Task goal>
Retype every entry exactly, character for character.

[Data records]

================

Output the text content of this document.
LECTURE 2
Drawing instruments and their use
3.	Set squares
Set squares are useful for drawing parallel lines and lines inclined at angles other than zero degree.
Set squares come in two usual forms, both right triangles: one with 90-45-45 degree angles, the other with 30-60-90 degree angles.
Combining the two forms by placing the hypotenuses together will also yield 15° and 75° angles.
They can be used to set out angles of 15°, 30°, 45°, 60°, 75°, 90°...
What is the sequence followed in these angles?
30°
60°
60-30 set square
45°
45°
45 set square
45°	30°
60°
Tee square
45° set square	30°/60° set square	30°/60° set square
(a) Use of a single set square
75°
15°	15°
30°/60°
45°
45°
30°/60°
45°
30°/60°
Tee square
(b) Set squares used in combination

================

The output>
Output the text content of this document.
LECTURE 2
Drawing instruments and their use
3.	Set squares
Set squares are useful for drawing parallel lines and lines inclined at angles other than zero degree.
Set squares come in two usual forms, both right triangles: one with 90-45-45 degree angles, the other with 30-60-90 degree angles.
Combining the two forms by placing the hypotenuses together will also yield 15° and 75° angles.
They can be used to set out angles of 15°, 30°, 45°, 60°, 75°, 90°...
What is the sequence followed in these angles?
30°
60°
60-30 set square
45°
45°
45 set square
45°	30°
60°
Tee square
45° set square	30°/60° set square	30°/60° set square
(a) Use of a single set square
75°
15°	15°
30°/60°
45°
45°
30°/60°
45°
30°/60°
Tee square
(b) Set squares used in combination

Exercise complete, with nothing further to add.